**PROBLEM REQUIREMENTS**
Using the data below, copy each line that includes the word "band".

########

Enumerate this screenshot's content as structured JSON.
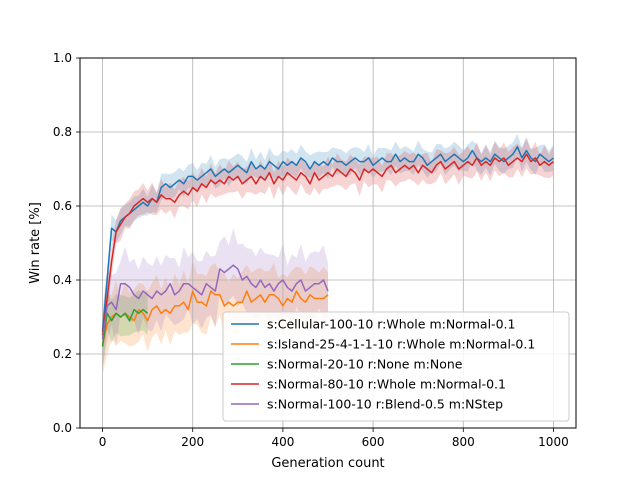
{
  "chart_data": {
    "type": "line",
    "title": "",
    "xlabel": "Generation count",
    "ylabel": "Win rate [%]",
    "xlim": [
      -50,
      1050
    ],
    "ylim": [
      0.0,
      1.0
    ],
    "xticks": [
      0,
      200,
      400,
      600,
      800,
      1000
    ],
    "yticks": [
      0.0,
      0.2,
      0.4,
      0.6,
      0.8,
      1.0
    ],
    "xtick_labels": [
      "0",
      "200",
      "400",
      "600",
      "800",
      "1000"
    ],
    "ytick_labels": [
      "0.0",
      "0.2",
      "0.4",
      "0.6",
      "0.8",
      "1.0"
    ],
    "grid": true,
    "legend_position": "lower-right",
    "series": [
      {
        "name": "s:Cellular-100-10 r:Whole m:Normal-0.1",
        "color": "#1f77b4",
        "band": 0.03,
        "points": [
          [
            0,
            0.26
          ],
          [
            10,
            0.4
          ],
          [
            20,
            0.54
          ],
          [
            30,
            0.53
          ],
          [
            40,
            0.56
          ],
          [
            50,
            0.57
          ],
          [
            60,
            0.58
          ],
          [
            70,
            0.59
          ],
          [
            80,
            0.6
          ],
          [
            90,
            0.61
          ],
          [
            100,
            0.6
          ],
          [
            110,
            0.62
          ],
          [
            120,
            0.61
          ],
          [
            130,
            0.65
          ],
          [
            140,
            0.66
          ],
          [
            150,
            0.65
          ],
          [
            160,
            0.66
          ],
          [
            170,
            0.67
          ],
          [
            180,
            0.66
          ],
          [
            190,
            0.68
          ],
          [
            200,
            0.68
          ],
          [
            210,
            0.67
          ],
          [
            220,
            0.68
          ],
          [
            230,
            0.69
          ],
          [
            240,
            0.7
          ],
          [
            250,
            0.68
          ],
          [
            260,
            0.69
          ],
          [
            270,
            0.7
          ],
          [
            280,
            0.69
          ],
          [
            290,
            0.7
          ],
          [
            300,
            0.71
          ],
          [
            310,
            0.7
          ],
          [
            320,
            0.69
          ],
          [
            330,
            0.72
          ],
          [
            340,
            0.7
          ],
          [
            350,
            0.71
          ],
          [
            360,
            0.7
          ],
          [
            370,
            0.72
          ],
          [
            380,
            0.71
          ],
          [
            390,
            0.7
          ],
          [
            400,
            0.72
          ],
          [
            410,
            0.71
          ],
          [
            420,
            0.72
          ],
          [
            430,
            0.71
          ],
          [
            440,
            0.73
          ],
          [
            450,
            0.72
          ],
          [
            460,
            0.7
          ],
          [
            470,
            0.72
          ],
          [
            480,
            0.71
          ],
          [
            490,
            0.72
          ],
          [
            500,
            0.71
          ],
          [
            510,
            0.73
          ],
          [
            520,
            0.72
          ],
          [
            530,
            0.72
          ],
          [
            540,
            0.71
          ],
          [
            550,
            0.72
          ],
          [
            560,
            0.73
          ],
          [
            570,
            0.72
          ],
          [
            580,
            0.72
          ],
          [
            590,
            0.73
          ],
          [
            600,
            0.71
          ],
          [
            610,
            0.72
          ],
          [
            620,
            0.73
          ],
          [
            630,
            0.72
          ],
          [
            640,
            0.72
          ],
          [
            650,
            0.74
          ],
          [
            660,
            0.72
          ],
          [
            670,
            0.73
          ],
          [
            680,
            0.72
          ],
          [
            690,
            0.72
          ],
          [
            700,
            0.74
          ],
          [
            710,
            0.73
          ],
          [
            720,
            0.71
          ],
          [
            730,
            0.72
          ],
          [
            740,
            0.73
          ],
          [
            750,
            0.74
          ],
          [
            760,
            0.72
          ],
          [
            770,
            0.73
          ],
          [
            780,
            0.74
          ],
          [
            790,
            0.73
          ],
          [
            800,
            0.72
          ],
          [
            810,
            0.73
          ],
          [
            820,
            0.75
          ],
          [
            830,
            0.73
          ],
          [
            840,
            0.72
          ],
          [
            850,
            0.73
          ],
          [
            860,
            0.72
          ],
          [
            870,
            0.74
          ],
          [
            880,
            0.73
          ],
          [
            890,
            0.72
          ],
          [
            900,
            0.73
          ],
          [
            910,
            0.74
          ],
          [
            920,
            0.76
          ],
          [
            930,
            0.73
          ],
          [
            940,
            0.75
          ],
          [
            950,
            0.73
          ],
          [
            960,
            0.72
          ],
          [
            970,
            0.74
          ],
          [
            980,
            0.73
          ],
          [
            990,
            0.72
          ],
          [
            1000,
            0.73
          ]
        ]
      },
      {
        "name": "s:Island-25-4-1-1-10 r:Whole m:Normal-0.1",
        "color": "#ff7f0e",
        "band": 0.07,
        "points": [
          [
            0,
            0.22
          ],
          [
            10,
            0.28
          ],
          [
            20,
            0.3
          ],
          [
            30,
            0.31
          ],
          [
            40,
            0.3
          ],
          [
            50,
            0.31
          ],
          [
            60,
            0.3
          ],
          [
            70,
            0.29
          ],
          [
            80,
            0.32
          ],
          [
            90,
            0.31
          ],
          [
            100,
            0.29
          ],
          [
            110,
            0.32
          ],
          [
            120,
            0.33
          ],
          [
            130,
            0.31
          ],
          [
            140,
            0.32
          ],
          [
            150,
            0.31
          ],
          [
            160,
            0.33
          ],
          [
            170,
            0.33
          ],
          [
            180,
            0.34
          ],
          [
            190,
            0.32
          ],
          [
            200,
            0.37
          ],
          [
            210,
            0.34
          ],
          [
            220,
            0.34
          ],
          [
            230,
            0.33
          ],
          [
            240,
            0.37
          ],
          [
            250,
            0.36
          ],
          [
            260,
            0.36
          ],
          [
            270,
            0.33
          ],
          [
            280,
            0.34
          ],
          [
            290,
            0.33
          ],
          [
            300,
            0.34
          ],
          [
            310,
            0.34
          ],
          [
            320,
            0.37
          ],
          [
            330,
            0.34
          ],
          [
            340,
            0.35
          ],
          [
            350,
            0.36
          ],
          [
            360,
            0.34
          ],
          [
            370,
            0.36
          ],
          [
            380,
            0.36
          ],
          [
            390,
            0.35
          ],
          [
            400,
            0.33
          ],
          [
            410,
            0.35
          ],
          [
            420,
            0.34
          ],
          [
            430,
            0.37
          ],
          [
            440,
            0.35
          ],
          [
            450,
            0.34
          ],
          [
            460,
            0.36
          ],
          [
            470,
            0.35
          ],
          [
            480,
            0.35
          ],
          [
            490,
            0.35
          ],
          [
            500,
            0.36
          ]
        ]
      },
      {
        "name": "s:Normal-20-10 r:None m:None",
        "color": "#2ca02c",
        "band": 0.05,
        "points": [
          [
            0,
            0.22
          ],
          [
            10,
            0.31
          ],
          [
            20,
            0.29
          ],
          [
            30,
            0.31
          ],
          [
            40,
            0.3
          ],
          [
            50,
            0.31
          ],
          [
            60,
            0.29
          ],
          [
            70,
            0.32
          ],
          [
            80,
            0.31
          ],
          [
            90,
            0.32
          ],
          [
            100,
            0.31
          ]
        ]
      },
      {
        "name": "s:Normal-80-10 r:Whole m:Normal-0.1",
        "color": "#d62728",
        "band": 0.035,
        "points": [
          [
            0,
            0.25
          ],
          [
            10,
            0.35
          ],
          [
            20,
            0.45
          ],
          [
            30,
            0.53
          ],
          [
            40,
            0.55
          ],
          [
            50,
            0.57
          ],
          [
            60,
            0.58
          ],
          [
            70,
            0.6
          ],
          [
            80,
            0.61
          ],
          [
            90,
            0.62
          ],
          [
            100,
            0.61
          ],
          [
            110,
            0.62
          ],
          [
            120,
            0.61
          ],
          [
            130,
            0.63
          ],
          [
            140,
            0.62
          ],
          [
            150,
            0.62
          ],
          [
            160,
            0.61
          ],
          [
            170,
            0.63
          ],
          [
            180,
            0.64
          ],
          [
            190,
            0.63
          ],
          [
            200,
            0.65
          ],
          [
            210,
            0.64
          ],
          [
            220,
            0.66
          ],
          [
            230,
            0.65
          ],
          [
            240,
            0.67
          ],
          [
            250,
            0.66
          ],
          [
            260,
            0.67
          ],
          [
            270,
            0.66
          ],
          [
            280,
            0.68
          ],
          [
            290,
            0.67
          ],
          [
            300,
            0.68
          ],
          [
            310,
            0.66
          ],
          [
            320,
            0.67
          ],
          [
            330,
            0.68
          ],
          [
            340,
            0.66
          ],
          [
            350,
            0.68
          ],
          [
            360,
            0.67
          ],
          [
            370,
            0.69
          ],
          [
            380,
            0.66
          ],
          [
            390,
            0.68
          ],
          [
            400,
            0.67
          ],
          [
            410,
            0.69
          ],
          [
            420,
            0.68
          ],
          [
            430,
            0.67
          ],
          [
            440,
            0.69
          ],
          [
            450,
            0.68
          ],
          [
            460,
            0.66
          ],
          [
            470,
            0.69
          ],
          [
            480,
            0.67
          ],
          [
            490,
            0.68
          ],
          [
            500,
            0.69
          ],
          [
            510,
            0.68
          ],
          [
            520,
            0.7
          ],
          [
            530,
            0.69
          ],
          [
            540,
            0.68
          ],
          [
            550,
            0.7
          ],
          [
            560,
            0.69
          ],
          [
            570,
            0.67
          ],
          [
            580,
            0.7
          ],
          [
            590,
            0.69
          ],
          [
            600,
            0.7
          ],
          [
            610,
            0.69
          ],
          [
            620,
            0.68
          ],
          [
            630,
            0.7
          ],
          [
            640,
            0.71
          ],
          [
            650,
            0.69
          ],
          [
            660,
            0.7
          ],
          [
            670,
            0.71
          ],
          [
            680,
            0.7
          ],
          [
            690,
            0.71
          ],
          [
            700,
            0.69
          ],
          [
            710,
            0.71
          ],
          [
            720,
            0.7
          ],
          [
            730,
            0.69
          ],
          [
            740,
            0.71
          ],
          [
            750,
            0.72
          ],
          [
            760,
            0.7
          ],
          [
            770,
            0.71
          ],
          [
            780,
            0.72
          ],
          [
            790,
            0.7
          ],
          [
            800,
            0.71
          ],
          [
            810,
            0.72
          ],
          [
            820,
            0.71
          ],
          [
            830,
            0.73
          ],
          [
            840,
            0.71
          ],
          [
            850,
            0.72
          ],
          [
            860,
            0.71
          ],
          [
            870,
            0.73
          ],
          [
            880,
            0.72
          ],
          [
            890,
            0.73
          ],
          [
            900,
            0.71
          ],
          [
            910,
            0.72
          ],
          [
            920,
            0.73
          ],
          [
            930,
            0.72
          ],
          [
            940,
            0.74
          ],
          [
            950,
            0.72
          ],
          [
            960,
            0.73
          ],
          [
            970,
            0.71
          ],
          [
            980,
            0.72
          ],
          [
            990,
            0.71
          ],
          [
            1000,
            0.72
          ]
        ]
      },
      {
        "name": "s:Normal-100-10 r:Blend-0.5 m:NStep",
        "color": "#9467bd",
        "band": 0.08,
        "points": [
          [
            0,
            0.24
          ],
          [
            10,
            0.33
          ],
          [
            20,
            0.34
          ],
          [
            30,
            0.32
          ],
          [
            40,
            0.39
          ],
          [
            50,
            0.39
          ],
          [
            60,
            0.38
          ],
          [
            70,
            0.36
          ],
          [
            80,
            0.35
          ],
          [
            90,
            0.37
          ],
          [
            100,
            0.36
          ],
          [
            110,
            0.35
          ],
          [
            120,
            0.37
          ],
          [
            130,
            0.36
          ],
          [
            140,
            0.37
          ],
          [
            150,
            0.39
          ],
          [
            160,
            0.36
          ],
          [
            170,
            0.37
          ],
          [
            180,
            0.39
          ],
          [
            190,
            0.39
          ],
          [
            200,
            0.38
          ],
          [
            210,
            0.37
          ],
          [
            220,
            0.36
          ],
          [
            230,
            0.39
          ],
          [
            240,
            0.38
          ],
          [
            250,
            0.37
          ],
          [
            260,
            0.43
          ],
          [
            270,
            0.42
          ],
          [
            280,
            0.43
          ],
          [
            290,
            0.44
          ],
          [
            300,
            0.43
          ],
          [
            310,
            0.4
          ],
          [
            320,
            0.41
          ],
          [
            330,
            0.39
          ],
          [
            340,
            0.38
          ],
          [
            350,
            0.4
          ],
          [
            360,
            0.38
          ],
          [
            370,
            0.39
          ],
          [
            380,
            0.37
          ],
          [
            390,
            0.39
          ],
          [
            400,
            0.4
          ],
          [
            410,
            0.38
          ],
          [
            420,
            0.37
          ],
          [
            430,
            0.39
          ],
          [
            440,
            0.4
          ],
          [
            450,
            0.37
          ],
          [
            460,
            0.38
          ],
          [
            470,
            0.39
          ],
          [
            480,
            0.39
          ],
          [
            490,
            0.4
          ],
          [
            500,
            0.37
          ]
        ]
      }
    ]
  }
}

########

**TASK ANSWER**
        "band": 0.03,
        "band": 0.07,
        "band": 0.05,
        "band": 0.035,
        "band": 0.08,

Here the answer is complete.